→ **MATERIAL**
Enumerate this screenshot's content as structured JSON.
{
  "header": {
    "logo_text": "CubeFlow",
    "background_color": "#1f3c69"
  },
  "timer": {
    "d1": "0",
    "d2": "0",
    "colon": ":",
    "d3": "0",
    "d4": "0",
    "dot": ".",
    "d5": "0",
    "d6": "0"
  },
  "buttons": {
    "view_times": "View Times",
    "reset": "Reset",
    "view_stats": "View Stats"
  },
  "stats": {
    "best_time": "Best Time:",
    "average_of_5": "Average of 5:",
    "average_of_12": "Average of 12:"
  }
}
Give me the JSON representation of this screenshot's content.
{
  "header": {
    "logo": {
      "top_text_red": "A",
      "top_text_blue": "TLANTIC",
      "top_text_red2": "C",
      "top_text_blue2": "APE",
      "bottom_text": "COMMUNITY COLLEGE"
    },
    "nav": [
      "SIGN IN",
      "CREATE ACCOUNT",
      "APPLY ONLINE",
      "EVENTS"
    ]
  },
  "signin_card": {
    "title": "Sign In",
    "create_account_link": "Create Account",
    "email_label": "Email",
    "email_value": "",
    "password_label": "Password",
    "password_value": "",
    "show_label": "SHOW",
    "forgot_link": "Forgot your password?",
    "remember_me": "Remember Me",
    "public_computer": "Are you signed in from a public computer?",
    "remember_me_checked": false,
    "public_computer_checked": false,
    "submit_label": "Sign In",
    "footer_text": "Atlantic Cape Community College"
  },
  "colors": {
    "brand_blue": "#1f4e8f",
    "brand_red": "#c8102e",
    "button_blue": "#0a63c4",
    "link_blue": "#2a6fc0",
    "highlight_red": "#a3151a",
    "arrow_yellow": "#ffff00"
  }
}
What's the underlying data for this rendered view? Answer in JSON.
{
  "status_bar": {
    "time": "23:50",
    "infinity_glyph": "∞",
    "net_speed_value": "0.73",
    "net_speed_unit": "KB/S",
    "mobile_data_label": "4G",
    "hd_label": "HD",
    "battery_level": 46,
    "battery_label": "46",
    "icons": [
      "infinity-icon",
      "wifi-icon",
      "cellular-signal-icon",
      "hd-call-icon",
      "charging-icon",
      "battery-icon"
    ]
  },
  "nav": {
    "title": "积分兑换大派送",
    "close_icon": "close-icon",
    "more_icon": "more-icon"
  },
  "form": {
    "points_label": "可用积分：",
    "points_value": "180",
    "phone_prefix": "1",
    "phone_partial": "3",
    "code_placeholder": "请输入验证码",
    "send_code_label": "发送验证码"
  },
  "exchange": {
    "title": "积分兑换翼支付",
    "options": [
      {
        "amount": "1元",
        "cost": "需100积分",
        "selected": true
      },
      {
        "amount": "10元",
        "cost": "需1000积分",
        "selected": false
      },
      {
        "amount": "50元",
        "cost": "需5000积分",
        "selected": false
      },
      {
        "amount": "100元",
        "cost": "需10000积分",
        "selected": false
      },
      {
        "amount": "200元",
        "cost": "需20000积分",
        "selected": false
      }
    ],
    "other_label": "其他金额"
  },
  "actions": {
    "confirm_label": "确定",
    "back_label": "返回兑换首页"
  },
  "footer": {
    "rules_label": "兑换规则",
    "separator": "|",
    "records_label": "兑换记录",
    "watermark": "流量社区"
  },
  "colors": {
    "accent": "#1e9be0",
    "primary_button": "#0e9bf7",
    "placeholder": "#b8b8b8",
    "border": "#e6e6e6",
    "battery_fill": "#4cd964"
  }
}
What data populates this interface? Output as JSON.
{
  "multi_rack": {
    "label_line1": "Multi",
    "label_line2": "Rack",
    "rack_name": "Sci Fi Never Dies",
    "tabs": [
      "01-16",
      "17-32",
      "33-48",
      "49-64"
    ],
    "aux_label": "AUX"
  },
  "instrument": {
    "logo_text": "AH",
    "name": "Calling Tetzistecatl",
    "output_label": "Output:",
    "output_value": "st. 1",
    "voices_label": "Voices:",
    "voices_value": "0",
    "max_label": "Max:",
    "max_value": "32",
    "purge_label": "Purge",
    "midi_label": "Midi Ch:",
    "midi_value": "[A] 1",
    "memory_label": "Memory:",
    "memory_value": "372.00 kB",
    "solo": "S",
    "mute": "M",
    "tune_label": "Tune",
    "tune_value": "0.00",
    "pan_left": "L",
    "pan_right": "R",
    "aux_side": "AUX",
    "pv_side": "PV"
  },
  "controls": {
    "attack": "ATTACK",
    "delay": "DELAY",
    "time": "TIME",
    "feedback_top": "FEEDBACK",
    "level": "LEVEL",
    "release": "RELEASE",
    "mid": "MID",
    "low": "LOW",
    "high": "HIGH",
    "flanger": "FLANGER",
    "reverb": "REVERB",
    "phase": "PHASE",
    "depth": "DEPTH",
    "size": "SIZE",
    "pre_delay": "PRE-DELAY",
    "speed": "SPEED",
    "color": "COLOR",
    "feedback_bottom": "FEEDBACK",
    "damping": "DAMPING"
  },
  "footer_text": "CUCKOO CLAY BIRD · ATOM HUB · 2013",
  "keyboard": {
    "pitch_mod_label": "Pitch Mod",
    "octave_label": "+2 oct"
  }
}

→ **INSTRUCTION**
Each entry is to be returned in full, character for character.

→ **SOLUTION**
Enumerate this screenshot's content as structured JSON.
{
  "header": {
    "logo_text": "CubeFlow",
    "background_color": "#1f3c69"
  },
  "timer": {
    "d1": "0",
    "d2": "0",
    "colon": ":",
    "d3": "0",
    "d4": "0",
    "dot": ".",
    "d5": "0",
    "d6": "0"
  },
  "buttons": {
    "view_times": "View Times",
    "reset": "Reset",
    "view_stats": "View Stats"
  },
  "stats": {
    "best_time": "Best Time:",
    "average_of_5": "Average of 5:",
    "average_of_12": "Average of 12:"
  }
}
Give me the JSON representation of this screenshot's content.
{
  "header": {
    "logo": {
      "top_text_red": "A",
      "top_text_blue": "TLANTIC",
      "top_text_red2": "C",
      "top_text_blue2": "APE",
      "bottom_text": "COMMUNITY COLLEGE"
    },
    "nav": [
      "SIGN IN",
      "CREATE ACCOUNT",
      "APPLY ONLINE",
      "EVENTS"
    ]
  },
  "signin_card": {
    "title": "Sign In",
    "create_account_link": "Create Account",
    "email_label": "Email",
    "email_value": "",
    "password_label": "Password",
    "password_value": "",
    "show_label": "SHOW",
    "forgot_link": "Forgot your password?",
    "remember_me": "Remember Me",
    "public_computer": "Are you signed in from a public computer?",
    "remember_me_checked": false,
    "public_computer_checked": false,
    "submit_label": "Sign In",
    "footer_text": "Atlantic Cape Community College"
  },
  "colors": {
    "brand_blue": "#1f4e8f",
    "brand_red": "#c8102e",
    "button_blue": "#0a63c4",
    "link_blue": "#2a6fc0",
    "highlight_red": "#a3151a",
    "arrow_yellow": "#ffff00"
  }
}
What's the underlying data for this rendered view? Answer in JSON.
{
  "status_bar": {
    "time": "23:50",
    "infinity_glyph": "∞",
    "net_speed_value": "0.73",
    "net_speed_unit": "KB/S",
    "mobile_data_label": "4G",
    "hd_label": "HD",
    "battery_level": 46,
    "battery_label": "46",
    "icons": [
      "infinity-icon",
      "wifi-icon",
      "cellular-signal-icon",
      "hd-call-icon",
      "charging-icon",
      "battery-icon"
    ]
  },
  "nav": {
    "title": "积分兑换大派送",
    "close_icon": "close-icon",
    "more_icon": "more-icon"
  },
  "form": {
    "points_label": "可用积分：",
    "points_value": "180",
    "phone_prefix": "1",
    "phone_partial": "3",
    "code_placeholder": "请输入验证码",
    "send_code_label": "发送验证码"
  },
  "exchange": {
    "title": "积分兑换翼支付",
    "options": [
      {
        "amount": "1元",
        "cost": "需100积分",
        "selected": true
      },
      {
        "amount": "10元",
        "cost": "需1000积分",
        "selected": false
      },
      {
        "amount": "50元",
        "cost": "需5000积分",
        "selected": false
      },
      {
        "amount": "100元",
        "cost": "需10000积分",
        "selected": false
      },
      {
        "amount": "200元",
        "cost": "需20000积分",
        "selected": false
      }
    ],
    "other_label": "其他金额"
  },
  "actions": {
    "confirm_label": "确定",
    "back_label": "返回兑换首页"
  },
  "footer": {
    "rules_label": "兑换规则",
    "separator": "|",
    "records_label": "兑换记录",
    "watermark": "流量社区"
  },
  "colors": {
    "accent": "#1e9be0",
    "primary_button": "#0e9bf7",
    "placeholder": "#b8b8b8",
    "border": "#e6e6e6",
    "battery_fill": "#4cd964"
  }
}
What data populates this interface? Output as JSON.
{
  "multi_rack": {
    "label_line1": "Multi",
    "label_line2": "Rack",
    "rack_name": "Sci Fi Never Dies",
    "tabs": [
      "01-16",
      "17-32",
      "33-48",
      "49-64"
    ],
    "aux_label": "AUX"
  },
  "instrument": {
    "logo_text": "AH",
    "name": "Calling Tetzistecatl",
    "output_label": "Output:",
    "output_value": "st. 1",
    "voices_label": "Voices:",
    "voices_value": "0",
    "max_label": "Max:",
    "max_value": "32",
    "purge_label": "Purge",
    "midi_label": "Midi Ch:",
    "midi_value": "[A] 1",
    "memory_label": "Memory:",
    "memory_value": "372.00 kB",
    "solo": "S",
    "mute": "M",
    "tune_label": "Tune",
    "tune_value": "0.00",
    "pan_left": "L",
    "pan_right": "R",
    "aux_side": "AUX",
    "pv_side": "PV"
  },
  "controls": {
    "attack": "ATTACK",
    "delay": "DELAY",
    "time": "TIME",
    "feedback_top": "FEEDBACK",
    "level": "LEVEL",
    "release": "RELEASE",
    "mid": "MID",
    "low": "LOW",
    "high": "HIGH",
    "flanger": "FLANGER",
    "reverb": "REVERB",
    "phase": "PHASE",
    "depth": "DEPTH",
    "size": "SIZE",
    "pre_delay": "PRE-DELAY",
    "speed": "SPEED",
    "color": "COLOR",
    "feedback_bottom": "FEEDBACK",
    "damping": "DAMPING"
  },
  "footer_text": "CUCKOO CLAY BIRD · ATOM HUB · 2013",
  "keyboard": {
    "pitch_mod_label": "Pitch Mod",
    "octave_label": "+2 oct"
  }
}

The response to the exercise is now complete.